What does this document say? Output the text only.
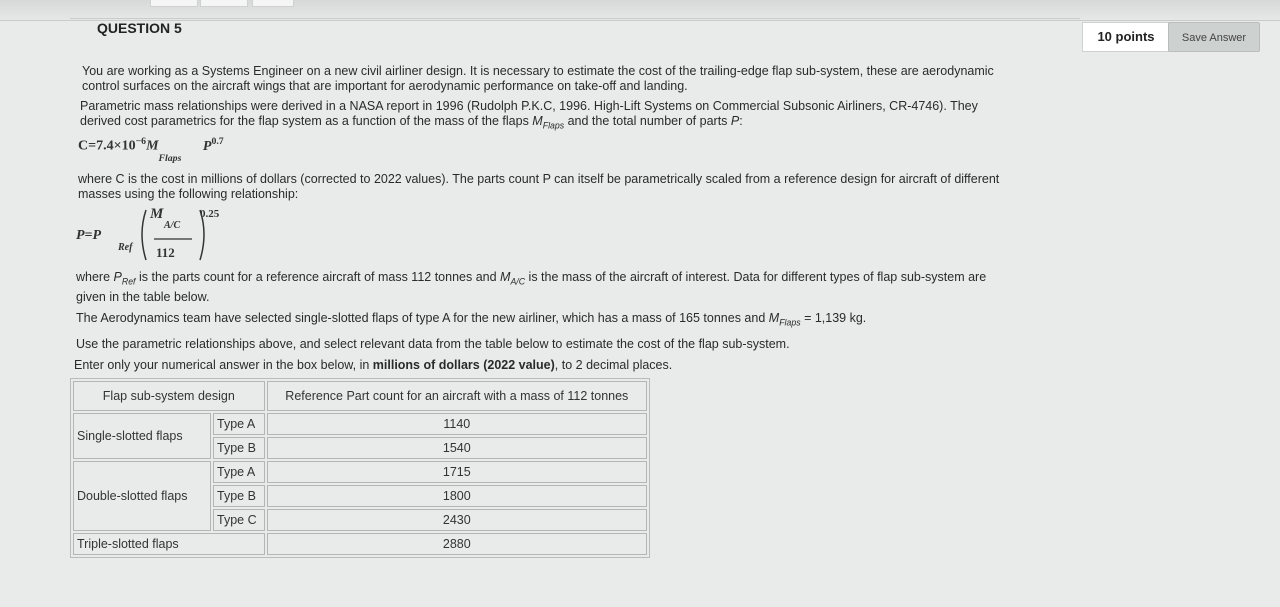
QUESTION 5
10 points	Save Answer
You are working as a Systems Engineer on a new civil airliner design. It is necessary to estimate the cost of the trailing-edge flap sub-system, these are aerodynamic control surfaces on the aircraft wings that are important for aerodynamic performance on take-off and landing.
Parametric mass relationships were derived in a NASA report in 1996 (Rudolph P.K.C, 1996. High-Lift Systems on Commercial Subsonic Airliners, CR-4746). They derived cost parametrics for the flap system as a function of the mass of the flaps $M_{Flaps}$ and the total number of parts P:
$C=7.4\times 10^{-6}M_{Flaps}$ $P^{0.7}$
where C is the cost in millions of dollars (corrected to 2022 values). The parts count P can itself be parametrically scaled from a reference design for aircraft of different masses using the following relationship:
P=P
Ref
M
A/C
112
0.25
where $P_{Ref}$ is the parts count for a reference aircraft of mass 112 tonnes and $M_{A/C}$ is the mass of the aircraft of interest. Data for different types of flap sub-system are given in the table below.
The Aerodynamics team have selected single-slotted flaps of type A for the new airliner, which has a mass of 165 tonnes and $M_{Flaps} = 1,139$ kg.
Use the parametric relationships above, and select relevant data from the table below to estimate the cost of the flap sub-system.
Enter only your numerical answer in the box below, in millions of dollars (2022 value), to 2 decimal places.
Flap sub-system design		Reference Part count for an aircraft with a mass of 112 tonnes
Single-slotted flaps	Type A	1140
	Type B	1540
Double-slotted flaps	Type A	1715
	Type B	1800
	Type C	2430
Triple-slotted flaps		2880
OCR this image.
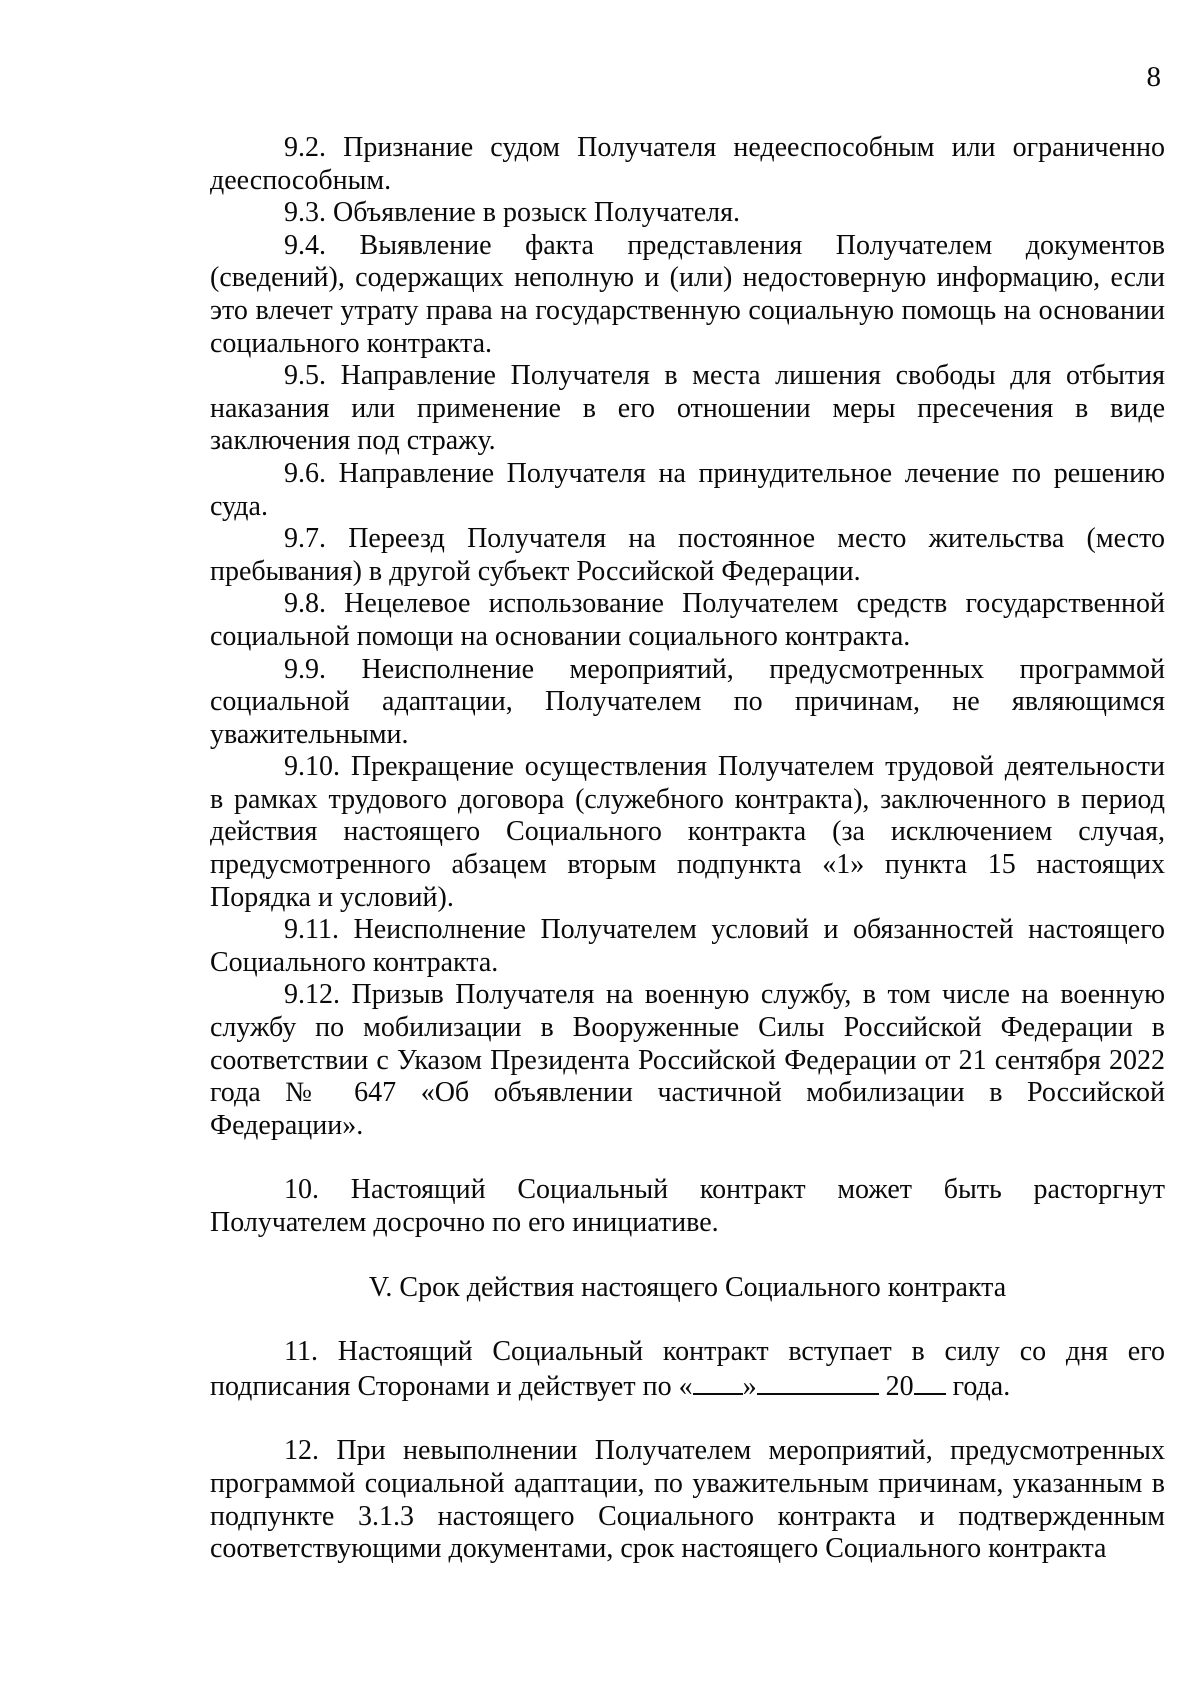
8

9.2. Признание судом Получателя недееспособным или ограниченно дееспособным.

9.3. Объявление в розыск Получателя.

9.4. Выявление факта представления Получателем документов (сведений), содержащих неполную и (или) недостоверную информацию, если это влечет утрату права на государственную социальную помощь на основании социального контракта.

9.5. Направление Получателя в места лишения свободы для отбытия наказания или применение в его отношении меры пресечения в виде заключения под стражу.

9.6. Направление Получателя на принудительное лечение по решению суда.

9.7. Переезд Получателя на постоянное место жительства (место пребывания) в другой субъект Российской Федерации.

9.8. Нецелевое использование Получателем средств государственной социальной помощи на основании социального контракта.

9.9. Неисполнение мероприятий, предусмотренных программой социальной адаптации, Получателем по причинам, не являющимся уважительными.

9.10. Прекращение осуществления Получателем трудовой деятельности в рамках трудового договора (служебного контракта), заключенного в период действия настоящего Социального контракта (за исключением случая, предусмотренного абзацем вторым подпункта «1» пункта 15 настоящих Порядка и условий).

9.11. Неисполнение Получателем условий и обязанностей настоящего Социального контракта.

9.12. Призыв Получателя на военную службу, в том числе на военную службу по мобилизации в Вооруженные Силы Российской Федерации в соответствии с Указом Президента Российской Федерации от 21 сентября 2022 года № 647 «Об объявлении частичной мобилизации в Российской Федерации».

10. Настоящий Социальный контракт может быть расторгнут Получателем досрочно по его инициативе.

V. Срок действия настоящего Социального контракта

11. Настоящий Социальный контракт вступает в силу со дня его подписания Сторонами и действует по « »	20 года.

12. При невыполнении Получателем мероприятий, предусмотренных программой социальной адаптации, по уважительным причинам, указанным в подпункте 3.1.3 настоящего Социального контракта и подтвержденным соответствующими документами, срок настоящего Социального контракта
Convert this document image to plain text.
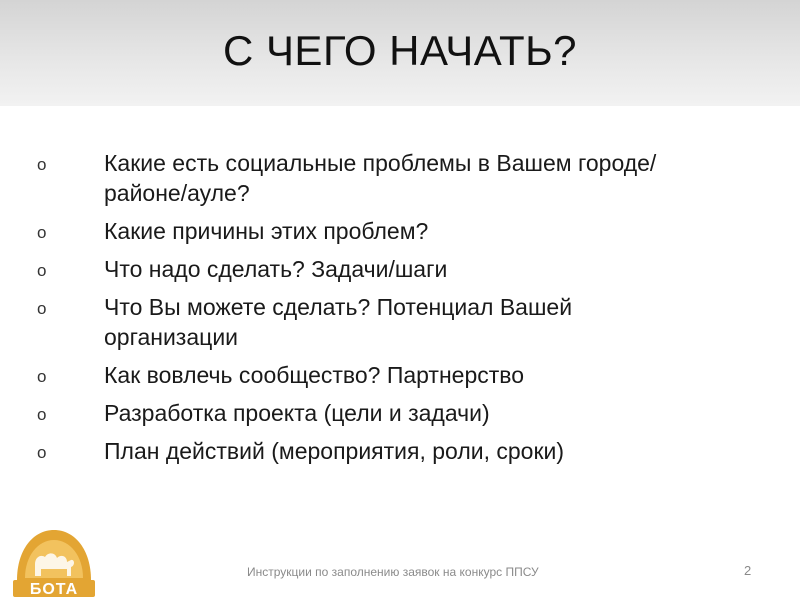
С ЧЕГО НАЧАТЬ?
o	Какие есть социальные проблемы в Вашем городе/районе/ауле?
o	Какие причины этих проблем?
o	Что надо сделать? Задачи/шаги
o	Что Вы можете сделать? Потенциал Вашей организации
o	Как вовлечь сообщество? Партнерство
o	Разработка проекта (цели и задачи)
o	План действий (мероприятия, роли, сроки)
БОТА
Инструкции по заполнению заявок на конкурс ППСУ	2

> **GOAL**
Reproduce all the records verbatim, excluding images.

> **ANSWER FOR THIS EXERCISE**
What does this document say? Output the text only.
QUESTION 5
10 points	Save Answer
You are working as a Systems Engineer on a new civil airliner design. It is necessary to estimate the cost of the trailing-edge flap sub-system, these are aerodynamic control surfaces on the aircraft wings that are important for aerodynamic performance on take-off and landing.
Parametric mass relationships were derived in a NASA report in 1996 (Rudolph P.K.C, 1996. High-Lift Systems on Commercial Subsonic Airliners, CR-4746). They derived cost parametrics for the flap system as a function of the mass of the flaps $M_{Flaps}$ and the total number of parts P:
$C=7.4\times 10^{-6}M_{Flaps}$ $P^{0.7}$
where C is the cost in millions of dollars (corrected to 2022 values). The parts count P can itself be parametrically scaled from a reference design for aircraft of different masses using the following relationship:
P=P
Ref
M
A/C
112
0.25
where $P_{Ref}$ is the parts count for a reference aircraft of mass 112 tonnes and $M_{A/C}$ is the mass of the aircraft of interest. Data for different types of flap sub-system are given in the table below.
The Aerodynamics team have selected single-slotted flaps of type A for the new airliner, which has a mass of 165 tonnes and $M_{Flaps} = 1,139$ kg.
Use the parametric relationships above, and select relevant data from the table below to estimate the cost of the flap sub-system.
Enter only your numerical answer in the box below, in millions of dollars (2022 value), to 2 decimal places.
Flap sub-system design		Reference Part count for an aircraft with a mass of 112 tonnes
Single-slotted flaps	Type A	1140
	Type B	1540
Double-slotted flaps	Type A	1715
	Type B	1800
	Type C	2430
Triple-slotted flaps		2880
OCR this image.
8

9.2. Признание судом Получателя недееспособным или ограниченно дееспособным.

9.3. Объявление в розыск Получателя.

9.4. Выявление факта представления Получателем документов (сведений), содержащих неполную и (или) недостоверную информацию, если это влечет утрату права на государственную социальную помощь на основании социального контракта.

9.5. Направление Получателя в места лишения свободы для отбытия наказания или применение в его отношении меры пресечения в виде заключения под стражу.

9.6. Направление Получателя на принудительное лечение по решению суда.

9.7. Переезд Получателя на постоянное место жительства (место пребывания) в другой субъект Российской Федерации.

9.8. Нецелевое использование Получателем средств государственной социальной помощи на основании социального контракта.

9.9. Неисполнение мероприятий, предусмотренных программой социальной адаптации, Получателем по причинам, не являющимся уважительными.

9.10. Прекращение осуществления Получателем трудовой деятельности в рамках трудового договора (служебного контракта), заключенного в период действия настоящего Социального контракта (за исключением случая, предусмотренного абзацем вторым подпункта «1» пункта 15 настоящих Порядка и условий).

9.11. Неисполнение Получателем условий и обязанностей настоящего Социального контракта.

9.12. Призыв Получателя на военную службу, в том числе на военную службу по мобилизации в Вооруженные Силы Российской Федерации в соответствии с Указом Президента Российской Федерации от 21 сентября 2022 года № 647 «Об объявлении частичной мобилизации в Российской Федерации».

10. Настоящий Социальный контракт может быть расторгнут Получателем досрочно по его инициативе.

V. Срок действия настоящего Социального контракта

11. Настоящий Социальный контракт вступает в силу со дня его подписания Сторонами и действует по « »	20 года.

12. При невыполнении Получателем мероприятий, предусмотренных программой социальной адаптации, по уважительным причинам, указанным в подпункте 3.1.3 настоящего Социального контракта и подтвержденным соответствующими документами, срок настоящего Социального контракта
Convert this document image to plain text.
С ЧЕГО НАЧАТЬ?
o	Какие есть социальные проблемы в Вашем городе/районе/ауле?
o	Какие причины этих проблем?
o	Что надо сделать? Задачи/шаги
o	Что Вы можете сделать? Потенциал Вашей организации
o	Как вовлечь сообщество? Партнерство
o	Разработка проекта (цели и задачи)
o	План действий (мероприятия, роли, сроки)
БОТА
Инструкции по заполнению заявок на конкурс ППСУ	2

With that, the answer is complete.